### EXCERPT TO READ
○ ○ ○ ○ ○

Monday, March 10, 2008

Monday's With Stanley - It's a MAD MAD MAD MAD World

Imagine, for the sake of argument, that I have a big bomb. OK, a really big bomb. So big that, should I drop it, it would eradicate you from the face the planet. In response to this threat, you develop your own really big bomb that can eradicate me from the face of the planet. We're both aware of those facts, so we maintain an uneasy peace, made possible by the glory of Mutual Assured Destruction. For decades, the world lived with MAD, as the US and the Soviet Union played the game out during the Cold War. Artists all over the world tried to makes sense of it in serious contemplative works. Stanley Kubrick decided that the only thing to do was laugh about it.

Dr. Strangelove or: How I Learned to Stop Worrying and Love the Bomb started out life as a serious contemplative project. He wanted to make a Cold War thriller and Peter George's novel Red Alert was recommended as a possible adaptation. As Kubrick and George worked on a screenplay, however, the surreal comedic aspects of MAD became evident. Interesting legal sidestep: George would later sue the authors of Failsafe for plagiarism, as it's an awful lot like Red Alert. They settled out of court.

Kubrick's comic nightmare is kicked into action by General Jack D. Ripper, a paranoid commander of US bomber wing. Ripper orders his bombers, which are nearly constantly stationed a couple of hours from their Soviet targets, to proceed with an attack. Why? Because of a communist plot to dilute the "precious bodily fluids" of Americans. Needless to say, the Soviets are not attacking. The functionless voice of reason to Ripper's paranoia is a British officer, Lionel Mandrake (Peter Sellers, in the first of three rules), who tries unsuccessfully to recall the bombers.

The action shuttles between Ripper's office, where Mandrake tries to come to terms with the General's insanity; one of Ripper's B-52s heading towards its Soviet target (commanded by a bravura Slim Pickens as the ultimate Texas cowboy); and the War Room, where the president (Sellers again) tries to stop the inevitable, with aid from the not altogether helpful General Turgidson (George C. Scott), who thinks this presents an opportunity to win a war, and the mysterious ex-Nazi scientist, Dr. Strangelove (Selllers once again).

○ ○ ○ ○ ○

### DATA ROWS
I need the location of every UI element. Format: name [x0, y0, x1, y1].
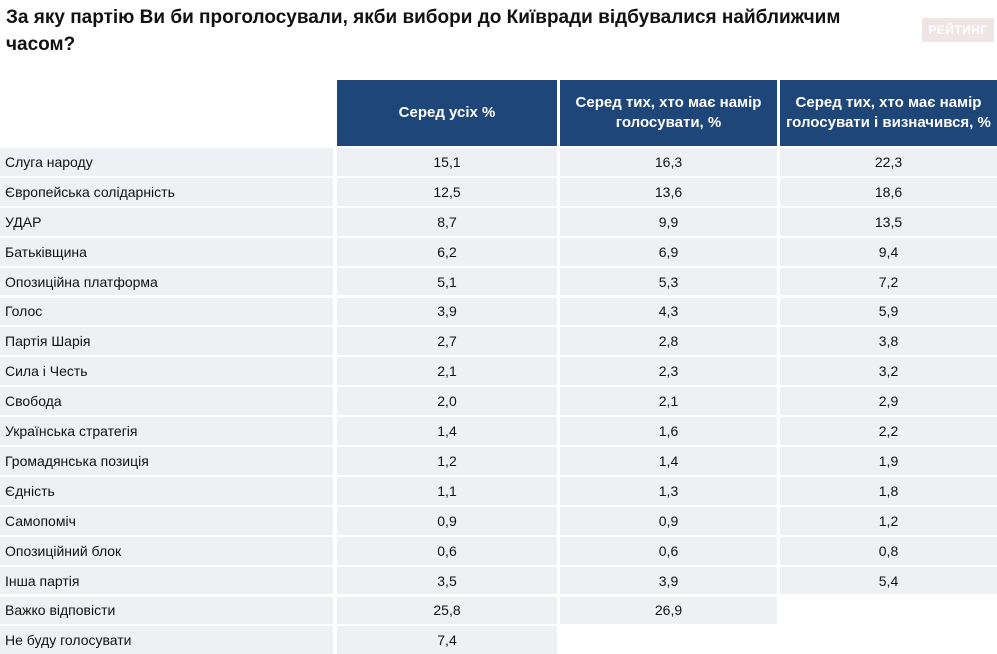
cell-value: 1,1: [337, 476, 557, 505]
cell-value: 1,2: [337, 447, 557, 475]
cell-value: 26,9: [560, 596, 777, 625]
row-label: УДАР: [0, 207, 333, 236]
row-label: Батьківщина: [0, 237, 333, 266]
logo: РЕЙТИНГ: [922, 18, 994, 42]
row-label: Самопоміч: [0, 506, 333, 535]
column-header: Серед тих, хто має намір голосувати, %: [560, 80, 777, 146]
cell-value: 5,1: [337, 267, 557, 296]
cell-value: 1,3: [560, 476, 777, 505]
cell-value: 5,3: [560, 267, 777, 296]
cell-value: 0,9: [560, 506, 777, 535]
row-label: Слуга народу: [0, 148, 333, 176]
cell-value: 2,1: [337, 357, 557, 386]
cell-value: 3,9: [337, 297, 557, 326]
cell-value: 18,6: [780, 177, 997, 206]
cell-value: 3,2: [780, 357, 997, 386]
cell-value: 13,6: [560, 177, 777, 206]
row-label: Партія Шарія: [0, 327, 333, 356]
column-header: Серед усіх %: [337, 80, 557, 146]
row-label: Громадянська позиція: [0, 447, 333, 475]
cell-value: 6,2: [337, 237, 557, 266]
row-label: Сила і Честь: [0, 357, 333, 386]
row-label: Свобода: [0, 387, 333, 416]
cell-value: 1,6: [560, 417, 777, 445]
cell-value: 3,8: [780, 327, 997, 356]
cell-value: 16,3: [560, 148, 777, 176]
cell-value: 2,9: [780, 387, 997, 416]
cell-value: 15,1: [337, 148, 557, 176]
row-label: Єдність: [0, 476, 333, 505]
cell-value: 2,0: [337, 387, 557, 416]
cell-value: 2,2: [780, 417, 997, 445]
row-label: Важко відповісти: [0, 596, 333, 625]
row-label: Голос: [0, 297, 333, 326]
cell-value: 1,4: [337, 417, 557, 445]
row-label: Не буду голосувати: [0, 626, 333, 654]
cell-value: 1,4: [560, 447, 777, 475]
cell-value: 3,5: [337, 566, 557, 595]
cell-value: 6,9: [560, 237, 777, 266]
row-label: Інша партія: [0, 566, 333, 595]
cell-value: 25,8: [337, 596, 557, 625]
cell-value: 12,5: [337, 177, 557, 206]
column-header: Серед тих, хто має намір голосувати і ви…: [780, 80, 997, 146]
title: За яку партію Ви би проголосували, якби …: [6, 7, 841, 55]
cell-value: 4,3: [560, 297, 777, 326]
row-label: Опозиційна платформа: [0, 267, 333, 296]
cell-value: 1,8: [780, 476, 997, 505]
cell-value: 0,8: [780, 536, 997, 565]
cell-value: 5,4: [780, 566, 997, 595]
row-label: Українська стратегія: [0, 417, 333, 445]
cell-value: 2,7: [337, 327, 557, 356]
cell-value: 9,9: [560, 207, 777, 236]
row-label: Опозиційний блок: [0, 536, 333, 565]
cell-value: 1,9: [780, 447, 997, 475]
cell-value: 13,5: [780, 207, 997, 236]
cell-value: 1,2: [780, 506, 997, 535]
cell-value: 8,7: [337, 207, 557, 236]
cell-value: 9,4: [780, 237, 997, 266]
cell-value: 0,6: [560, 536, 777, 565]
cell-value: 2,8: [560, 327, 777, 356]
cell-value: 0,6: [337, 536, 557, 565]
cell-value: 3,9: [560, 566, 777, 595]
cell-value: 2,1: [560, 387, 777, 416]
cell-value: 2,3: [560, 357, 777, 386]
row-label: Європейська солідарність: [0, 177, 333, 206]
cell-value: 5,9: [780, 297, 997, 326]
cell-value: 0,9: [337, 506, 557, 535]
cell-value: 7,4: [337, 626, 557, 654]
cell-value: 22,3: [780, 148, 997, 176]
cell-value: 7,2: [780, 267, 997, 296]
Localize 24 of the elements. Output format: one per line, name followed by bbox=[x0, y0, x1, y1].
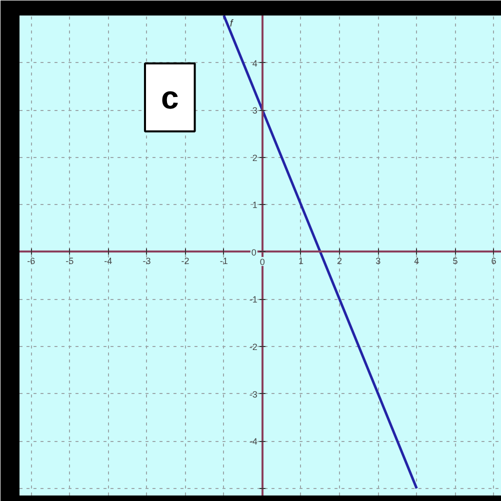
x-tick-label: -6 bbox=[27, 256, 36, 266]
y-tick-label: -1 bbox=[249, 294, 258, 305]
y-tick-label: -2 bbox=[249, 342, 258, 352]
x-tick-label: 0 bbox=[260, 256, 265, 267]
y-tick-label: 3 bbox=[252, 106, 258, 116]
y-tick-label: 2 bbox=[252, 152, 258, 163]
y-tick-label: 1 bbox=[252, 200, 258, 210]
x-tick-label: -2 bbox=[181, 256, 190, 266]
x-tick-label: 3 bbox=[376, 256, 381, 266]
x-tick-label: 6 bbox=[491, 256, 496, 266]
y-tick-label: 0 bbox=[251, 247, 256, 258]
x-tick-label: 5 bbox=[452, 256, 458, 266]
x-tick-label: -5 bbox=[66, 256, 74, 266]
y-tick-label: -4 bbox=[249, 436, 258, 447]
series-label: f bbox=[230, 18, 234, 30]
x-tick-label: -1 bbox=[220, 256, 228, 266]
x-tick-label: 2 bbox=[337, 256, 342, 266]
x-tick-label: 1 bbox=[298, 256, 304, 266]
x-tick-label: -3 bbox=[142, 256, 151, 266]
annotation: c bbox=[160, 79, 179, 116]
y-tick-label: 4 bbox=[252, 58, 258, 68]
x-tick-label: 4 bbox=[414, 256, 420, 266]
y-tick-label: -3 bbox=[249, 389, 258, 400]
x-tick-label: -4 bbox=[104, 256, 112, 266]
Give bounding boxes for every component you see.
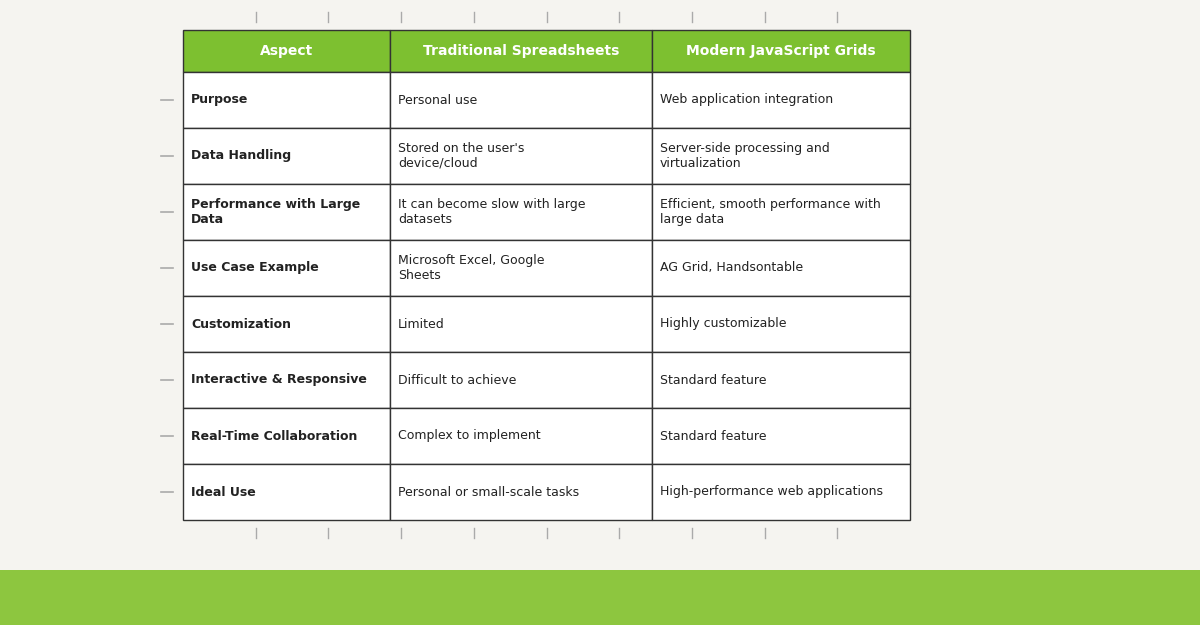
Bar	[182, 240, 390, 296]
Bar	[390, 464, 652, 520]
Text: High-performance web applications: High-performance web applications	[660, 486, 883, 499]
Text: Traditional Spreadsheets: Traditional Spreadsheets	[422, 44, 619, 58]
Text: Modern JavaScript Grids: Modern JavaScript Grids	[686, 44, 876, 58]
Text: AG Grid, Handsontable: AG Grid, Handsontable	[660, 261, 803, 274]
Text: Customization: Customization	[191, 318, 292, 331]
Bar	[652, 128, 910, 184]
Bar	[390, 352, 652, 408]
Text: Standard feature: Standard feature	[660, 429, 767, 442]
Text: Data Handling: Data Handling	[191, 149, 292, 162]
Text: Efficient, smooth performance with
large data: Efficient, smooth performance with large…	[660, 198, 881, 226]
Bar	[182, 72, 390, 128]
Bar	[390, 30, 652, 72]
Text: Use Case Example: Use Case Example	[191, 261, 319, 274]
Bar	[652, 184, 910, 240]
Bar	[390, 240, 652, 296]
Bar	[390, 408, 652, 464]
Bar	[652, 240, 910, 296]
Text: Web application integration: Web application integration	[660, 94, 833, 106]
Text: Performance with Large
Data: Performance with Large Data	[191, 198, 360, 226]
Bar	[182, 184, 390, 240]
Text: Ideal Use: Ideal Use	[191, 486, 256, 499]
Text: Complex to implement: Complex to implement	[398, 429, 541, 442]
Bar	[182, 352, 390, 408]
Text: Microsoft Excel, Google
Sheets: Microsoft Excel, Google Sheets	[398, 254, 545, 282]
Text: Real-Time Collaboration: Real-Time Collaboration	[191, 429, 358, 442]
Bar	[182, 296, 390, 352]
Bar	[652, 296, 910, 352]
Text: Limited: Limited	[398, 318, 445, 331]
Bar	[182, 30, 390, 72]
Text: Aspect: Aspect	[260, 44, 313, 58]
Bar	[0, 570, 1200, 625]
Bar	[182, 464, 390, 520]
Text: Personal use: Personal use	[398, 94, 478, 106]
Text: Standard feature: Standard feature	[660, 374, 767, 386]
Bar	[390, 296, 652, 352]
Text: Personal or small-scale tasks: Personal or small-scale tasks	[398, 486, 580, 499]
Bar	[182, 408, 390, 464]
Text: Difficult to achieve: Difficult to achieve	[398, 374, 516, 386]
Text: Server-side processing and
virtualization: Server-side processing and virtualizatio…	[660, 142, 829, 170]
Bar	[182, 128, 390, 184]
Bar	[652, 352, 910, 408]
Bar	[390, 184, 652, 240]
Bar	[652, 408, 910, 464]
Text: Interactive & Responsive: Interactive & Responsive	[191, 374, 367, 386]
Bar	[390, 128, 652, 184]
Bar	[390, 72, 652, 128]
Text: It can become slow with large
datasets: It can become slow with large datasets	[398, 198, 586, 226]
Text: Stored on the user's
device/cloud: Stored on the user's device/cloud	[398, 142, 524, 170]
Bar	[652, 30, 910, 72]
Bar	[652, 464, 910, 520]
Text: Purpose: Purpose	[191, 94, 248, 106]
Text: Highly customizable: Highly customizable	[660, 318, 786, 331]
Bar	[652, 72, 910, 128]
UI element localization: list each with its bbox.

○ ○ ○ ○ ○

### TASK STATEMENT
Write out the part of the Dr. Strangelove review from "The action shuttles" up to and including "(Selllers once again).". The rows are separate material and have nothing to do with the Dr. Strangelove review.

### ANSWER FOR THE TASK
The action shuttles between Ripper's office, where Mandrake tries to come to terms with the General's insanity; one of Ripper's B-52s heading towards its Soviet target (commanded by a bravura Slim Pickens as the ultimate Texas cowboy); and the War Room, where the president (Sellers again) tries to stop the inevitable, with aid from the not altogether helpful General Turgidson (George C. Scott), who thinks this presents an opportunity to win a war, and the mysterious ex-Nazi scientist, Dr. Strangelove (Selllers once again).